In this section we explore how RCV has worked in practice in the United States. We summarize research on how many voters rank candidates and how those rankings are organized, on how RCV has worked to remove the spoiler effect and on the tendency of RCV in single-winner seats to elect candidates with majority support. We also assess RCV in practice on some more technical grounds, namely monotonicity and its tendency to elect Condorcet winners.
Experience shows that, when American voters are given the option, they prefer to rank candidates rather than merely lodge a single preference for one candidate. In the vast majority of RCV races contested by more than three candidates (the minimum number of candidates needed before ranking is meaningful), a significant majority of candidates rank at least two candidates.
For example, in 2014, three-quarters (74%) of Oakland voters ranked three different mayoral candidates (the maximum allowed). Another 11% of voters ranked two. In the 11 Alameda County RCV races that had three or more candidates in 2014, 63% of voters ranked three candidates, and 76% ranked at least two. Similarly, in the five-way contest for San Francisco’s 10th Supervisor District with a strong incumbent, only a third of voters ranked just one candidate – and only 8% of these were bullet voters (2% of all voters in the 10th District race) who voted for a candidate who failed to reach the final round.
Using ballot image data, we can do more than summarize how many candidates voters ranked. In multi-winner RCV, we can study how voters used their preferences. For example, in 2014, FairVote's Andrew Douglas used ballot image data to show a pattern of racially and ethnically cohesive voting among Cambridge, MA, city council voters. FairVote will soon release more research, showing the relative influence of candidate ideology, incumbency status, race, gender and place of residence on the choices made by Cambridge city council voters.
One of the chief potential advantages of single-winner RCV over plurality is that it mitigates the spoiler effect. With the mounting experience with single-winner RCV in the United States, empirical analysis of the spoiler effect in American RCV elections is now possible. Stay tuned for our findings.
The use of single-winner RCV increases the proportion of candidates winning with a majority of votes cast and the likelihood of the winner being the Condorcet winner. Since San Francisco started using ranked choice voting in 2004, the cities of Berkeley, Oakland, San Leandro and San Francisco have held 164 RCV elections for their combined 53 elected offices.

### [Extracted information]
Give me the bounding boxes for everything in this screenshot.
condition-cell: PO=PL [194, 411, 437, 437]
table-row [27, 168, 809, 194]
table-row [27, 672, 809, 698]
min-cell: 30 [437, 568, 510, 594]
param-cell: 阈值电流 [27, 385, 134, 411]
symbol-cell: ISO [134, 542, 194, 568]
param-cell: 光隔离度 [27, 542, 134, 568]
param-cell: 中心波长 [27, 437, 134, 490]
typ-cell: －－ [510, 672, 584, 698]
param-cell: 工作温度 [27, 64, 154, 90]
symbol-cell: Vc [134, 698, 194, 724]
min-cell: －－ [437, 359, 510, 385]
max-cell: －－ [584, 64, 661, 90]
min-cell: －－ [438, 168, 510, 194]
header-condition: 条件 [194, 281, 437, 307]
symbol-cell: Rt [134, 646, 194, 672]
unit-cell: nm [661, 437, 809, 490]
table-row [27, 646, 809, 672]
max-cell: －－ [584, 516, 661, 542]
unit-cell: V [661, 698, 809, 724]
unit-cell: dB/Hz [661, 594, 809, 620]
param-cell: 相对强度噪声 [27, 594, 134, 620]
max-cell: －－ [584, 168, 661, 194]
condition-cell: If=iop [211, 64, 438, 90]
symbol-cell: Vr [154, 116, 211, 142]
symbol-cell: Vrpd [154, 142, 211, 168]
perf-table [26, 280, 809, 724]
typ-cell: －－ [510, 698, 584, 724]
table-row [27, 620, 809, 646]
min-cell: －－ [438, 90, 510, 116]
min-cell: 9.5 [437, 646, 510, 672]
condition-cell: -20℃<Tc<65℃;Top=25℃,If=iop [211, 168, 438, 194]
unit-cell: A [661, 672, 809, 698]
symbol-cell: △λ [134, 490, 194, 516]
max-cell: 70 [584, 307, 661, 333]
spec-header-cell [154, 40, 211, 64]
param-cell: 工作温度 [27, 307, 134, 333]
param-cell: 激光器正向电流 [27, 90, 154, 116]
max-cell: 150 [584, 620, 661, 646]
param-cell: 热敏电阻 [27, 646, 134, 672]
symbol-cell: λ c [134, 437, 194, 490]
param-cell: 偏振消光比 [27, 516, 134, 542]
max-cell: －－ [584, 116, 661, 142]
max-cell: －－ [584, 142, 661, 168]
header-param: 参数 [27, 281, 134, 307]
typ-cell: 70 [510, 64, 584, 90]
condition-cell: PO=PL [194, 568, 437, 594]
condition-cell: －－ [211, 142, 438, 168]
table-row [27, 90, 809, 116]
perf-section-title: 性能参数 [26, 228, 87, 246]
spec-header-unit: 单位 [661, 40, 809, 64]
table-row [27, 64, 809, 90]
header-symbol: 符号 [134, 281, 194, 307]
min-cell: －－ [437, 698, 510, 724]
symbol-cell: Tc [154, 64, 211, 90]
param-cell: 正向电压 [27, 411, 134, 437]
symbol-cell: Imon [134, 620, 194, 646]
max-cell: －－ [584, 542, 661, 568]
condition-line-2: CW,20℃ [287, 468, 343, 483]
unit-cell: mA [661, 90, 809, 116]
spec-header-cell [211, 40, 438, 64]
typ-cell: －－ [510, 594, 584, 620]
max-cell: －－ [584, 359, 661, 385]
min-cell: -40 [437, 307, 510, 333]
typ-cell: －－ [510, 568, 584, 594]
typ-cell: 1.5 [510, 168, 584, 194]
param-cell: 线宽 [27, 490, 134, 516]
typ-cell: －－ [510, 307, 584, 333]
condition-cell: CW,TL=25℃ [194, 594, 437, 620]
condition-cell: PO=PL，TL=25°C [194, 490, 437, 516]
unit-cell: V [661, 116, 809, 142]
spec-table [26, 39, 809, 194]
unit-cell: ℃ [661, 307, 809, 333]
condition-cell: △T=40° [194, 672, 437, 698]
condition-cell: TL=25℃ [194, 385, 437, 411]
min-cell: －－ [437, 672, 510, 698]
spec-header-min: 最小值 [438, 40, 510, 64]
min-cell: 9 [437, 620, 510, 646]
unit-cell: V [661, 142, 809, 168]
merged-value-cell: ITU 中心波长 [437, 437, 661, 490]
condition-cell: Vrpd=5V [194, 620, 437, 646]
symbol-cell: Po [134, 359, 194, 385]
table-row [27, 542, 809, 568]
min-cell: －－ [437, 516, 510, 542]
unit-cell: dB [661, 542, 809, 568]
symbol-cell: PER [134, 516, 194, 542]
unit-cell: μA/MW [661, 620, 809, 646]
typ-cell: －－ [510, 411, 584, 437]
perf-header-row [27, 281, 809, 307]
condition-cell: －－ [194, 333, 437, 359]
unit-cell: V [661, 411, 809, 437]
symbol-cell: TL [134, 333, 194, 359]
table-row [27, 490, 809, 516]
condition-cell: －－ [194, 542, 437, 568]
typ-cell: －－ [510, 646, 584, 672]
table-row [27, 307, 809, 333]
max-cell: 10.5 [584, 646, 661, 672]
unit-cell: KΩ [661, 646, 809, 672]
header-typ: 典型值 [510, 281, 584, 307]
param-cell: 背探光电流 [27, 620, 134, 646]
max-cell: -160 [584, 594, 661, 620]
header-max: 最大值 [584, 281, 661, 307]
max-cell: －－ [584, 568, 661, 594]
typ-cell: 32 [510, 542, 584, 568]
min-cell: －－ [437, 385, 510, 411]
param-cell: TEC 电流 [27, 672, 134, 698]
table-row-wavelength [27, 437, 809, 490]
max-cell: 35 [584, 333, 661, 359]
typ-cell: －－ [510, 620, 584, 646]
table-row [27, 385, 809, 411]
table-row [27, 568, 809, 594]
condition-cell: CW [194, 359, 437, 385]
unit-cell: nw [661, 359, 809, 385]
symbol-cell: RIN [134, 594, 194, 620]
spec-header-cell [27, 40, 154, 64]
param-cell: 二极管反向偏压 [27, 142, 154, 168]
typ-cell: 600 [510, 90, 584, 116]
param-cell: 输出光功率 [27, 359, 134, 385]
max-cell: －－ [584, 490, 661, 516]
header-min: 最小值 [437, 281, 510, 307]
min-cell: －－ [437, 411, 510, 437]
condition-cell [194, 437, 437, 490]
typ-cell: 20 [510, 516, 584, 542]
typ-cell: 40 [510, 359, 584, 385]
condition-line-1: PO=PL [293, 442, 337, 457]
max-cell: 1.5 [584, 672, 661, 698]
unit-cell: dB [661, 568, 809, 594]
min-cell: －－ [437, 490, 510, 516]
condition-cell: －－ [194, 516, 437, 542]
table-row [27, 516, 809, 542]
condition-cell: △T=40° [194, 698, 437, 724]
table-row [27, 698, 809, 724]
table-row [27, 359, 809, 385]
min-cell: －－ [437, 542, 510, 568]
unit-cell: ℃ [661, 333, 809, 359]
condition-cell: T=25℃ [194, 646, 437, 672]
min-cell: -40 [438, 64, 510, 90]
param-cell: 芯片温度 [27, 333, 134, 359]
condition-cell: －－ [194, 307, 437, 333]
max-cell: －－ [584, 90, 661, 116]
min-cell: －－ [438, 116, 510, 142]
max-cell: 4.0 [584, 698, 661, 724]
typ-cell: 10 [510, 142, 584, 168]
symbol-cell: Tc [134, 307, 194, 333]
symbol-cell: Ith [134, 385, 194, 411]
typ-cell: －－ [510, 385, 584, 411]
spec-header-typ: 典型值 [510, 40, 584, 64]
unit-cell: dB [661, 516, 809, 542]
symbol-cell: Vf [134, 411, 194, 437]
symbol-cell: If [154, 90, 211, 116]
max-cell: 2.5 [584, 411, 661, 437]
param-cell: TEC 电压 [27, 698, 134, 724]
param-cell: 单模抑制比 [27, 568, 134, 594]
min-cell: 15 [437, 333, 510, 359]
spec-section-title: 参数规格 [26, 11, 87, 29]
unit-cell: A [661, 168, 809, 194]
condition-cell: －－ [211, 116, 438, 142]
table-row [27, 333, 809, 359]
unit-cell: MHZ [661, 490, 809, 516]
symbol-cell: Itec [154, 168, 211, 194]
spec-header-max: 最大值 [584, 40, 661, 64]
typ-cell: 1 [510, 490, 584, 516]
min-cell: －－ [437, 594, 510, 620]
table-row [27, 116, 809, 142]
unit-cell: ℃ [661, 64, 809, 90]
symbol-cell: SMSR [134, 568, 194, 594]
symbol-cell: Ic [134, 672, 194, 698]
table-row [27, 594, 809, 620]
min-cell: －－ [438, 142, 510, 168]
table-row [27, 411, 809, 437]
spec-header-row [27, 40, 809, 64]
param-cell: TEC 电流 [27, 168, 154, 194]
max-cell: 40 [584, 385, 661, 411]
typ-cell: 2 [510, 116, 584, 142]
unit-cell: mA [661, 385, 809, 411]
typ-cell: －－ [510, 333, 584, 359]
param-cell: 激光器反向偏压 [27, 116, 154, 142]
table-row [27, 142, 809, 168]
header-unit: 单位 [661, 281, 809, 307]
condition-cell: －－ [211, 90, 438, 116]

### [Task set]
A: Answer each question from the passage on ranked choice voting:
(i) What share of Oakland voters ranked three mayoral candidates in 2014?
(ii) Who used ballot image data in 2014 to show racially and ethnically cohesive voting among Cambridge city council voters?
(iii) In what year did San Francisco start using ranked choice voting?
B: Resume the passage on ranked choice voting after its final sentence.
The entries that come after the passage are separate material.

### [Task responses]
A:
(i) Three-quarters (74%)
(ii) FairVote's Andrew Douglas
(iii) 2004

B:
Of these contests, 53 of the winning candidates did not obtain a majority (50% + 1) of the vote in the first round, meaning rankings were used to determine the winner. Seven of these candidates trailed in first choices, but went on to win the election, defeating the likely plurality winner. The winner of these races has been the “Condorcet winner” — the candidate who would defeat all others in a head-to-head contest — every single time.
If we assume that voters’ rankings reflect sincere (rather than strategic) views, a plurality system would have elected the non-Condorcet winner in seven elections. Additionally, under a runoff system, the Condorcet winner would have failed to reach the runoff in one instance — at the end of the first round the winner was in third place by a very narrow margin — and other Condorcet winners might have lost in runoffs that had smaller, less representative electorates due to a likely decrease in turnout.
In other words, our data from the Bay Area show that RCV is more likely to elect a Condorcet winner than either plurality voting or runoff elections.
Finally, the number of RCV elections with three or more candidates is substantially higher than those with just one or two, meaning voters have a significant range of choices at the polls without having to worry about a split vote. Candidates also benefit from clear mandates as eliminating plurality outcomes gives winners well over 50% majorities on average.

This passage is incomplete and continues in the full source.